● **Required work**
Transcribe the full listing exactly, and drop every picture.

******************************

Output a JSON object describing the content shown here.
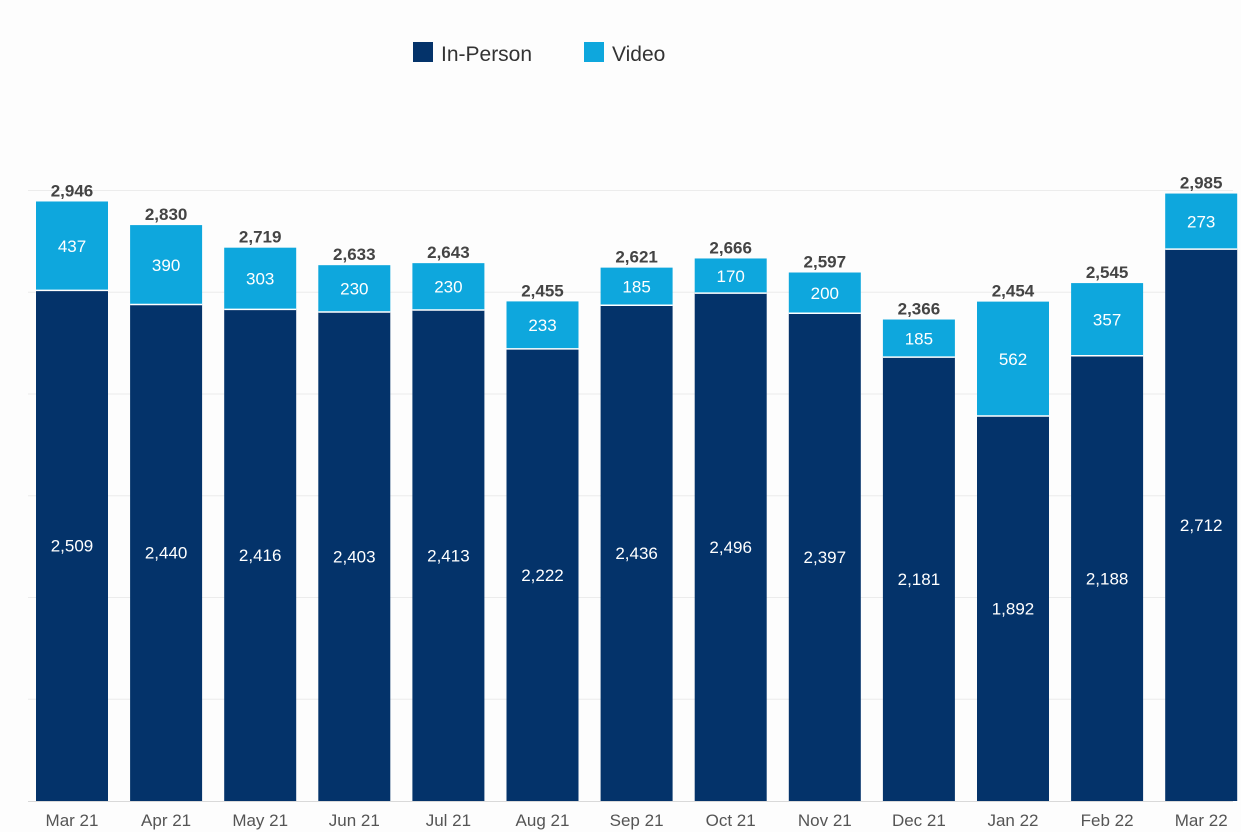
{
  "chart_data": {
    "type": "bar",
    "stacked": true,
    "title": "",
    "xlabel": "",
    "ylabel": "",
    "ylim": [
      0,
      3000
    ],
    "grid": true,
    "legend_position": "top-left",
    "categories": [
      "Mar 21",
      "Apr 21",
      "May 21",
      "Jun 21",
      "Jul 21",
      "Aug 21",
      "Sep 21",
      "Oct 21",
      "Nov 21",
      "Dec 21",
      "Jan 22",
      "Feb 22",
      "Mar 22"
    ],
    "series": [
      {
        "name": "In-Person",
        "color": "#04336a",
        "values": [
          2509,
          2440,
          2416,
          2403,
          2413,
          2222,
          2436,
          2496,
          2397,
          2181,
          1892,
          2188,
          2712
        ],
        "labels": [
          "2,509",
          "2,440",
          "2,416",
          "2,403",
          "2,413",
          "2,222",
          "2,436",
          "2,496",
          "2,397",
          "2,181",
          "1,892",
          "2,188",
          "2,712"
        ]
      },
      {
        "name": "Video",
        "color": "#0ea7dd",
        "values": [
          437,
          390,
          303,
          230,
          230,
          233,
          185,
          170,
          200,
          185,
          562,
          357,
          273
        ],
        "labels": [
          "437",
          "390",
          "303",
          "230",
          "230",
          "233",
          "185",
          "170",
          "200",
          "185",
          "562",
          "357",
          "273"
        ]
      }
    ],
    "totals": [
      2946,
      2830,
      2719,
      2633,
      2643,
      2455,
      2621,
      2666,
      2597,
      2366,
      2454,
      2545,
      2985
    ],
    "total_labels": [
      "2,946",
      "2,830",
      "2,719",
      "2,633",
      "2,643",
      "2,455",
      "2,621",
      "2,666",
      "2,597",
      "2,366",
      "2,454",
      "2,545",
      "2,985"
    ]
  }
}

******************************

● **Reply to the task**
Output a JSON object describing the content shown here.
{
  "chart_data": {
    "type": "bar",
    "stacked": true,
    "title": "",
    "xlabel": "",
    "ylabel": "",
    "ylim": [
      0,
      3000
    ],
    "grid": true,
    "legend_position": "top-left",
    "categories": [
      "Mar 21",
      "Apr 21",
      "May 21",
      "Jun 21",
      "Jul 21",
      "Aug 21",
      "Sep 21",
      "Oct 21",
      "Nov 21",
      "Dec 21",
      "Jan 22",
      "Feb 22",
      "Mar 22"
    ],
    "series": [
      {
        "name": "In-Person",
        "color": "#04336a",
        "values": [
          2509,
          2440,
          2416,
          2403,
          2413,
          2222,
          2436,
          2496,
          2397,
          2181,
          1892,
          2188,
          2712
        ],
        "labels": [
          "2,509",
          "2,440",
          "2,416",
          "2,403",
          "2,413",
          "2,222",
          "2,436",
          "2,496",
          "2,397",
          "2,181",
          "1,892",
          "2,188",
          "2,712"
        ]
      },
      {
        "name": "Video",
        "color": "#0ea7dd",
        "values": [
          437,
          390,
          303,
          230,
          230,
          233,
          185,
          170,
          200,
          185,
          562,
          357,
          273
        ],
        "labels": [
          "437",
          "390",
          "303",
          "230",
          "230",
          "233",
          "185",
          "170",
          "200",
          "185",
          "562",
          "357",
          "273"
        ]
      }
    ],
    "totals": [
      2946,
      2830,
      2719,
      2633,
      2643,
      2455,
      2621,
      2666,
      2597,
      2366,
      2454,
      2545,
      2985
    ],
    "total_labels": [
      "2,946",
      "2,830",
      "2,719",
      "2,633",
      "2,643",
      "2,455",
      "2,621",
      "2,666",
      "2,597",
      "2,366",
      "2,454",
      "2,545",
      "2,985"
    ]
  }
}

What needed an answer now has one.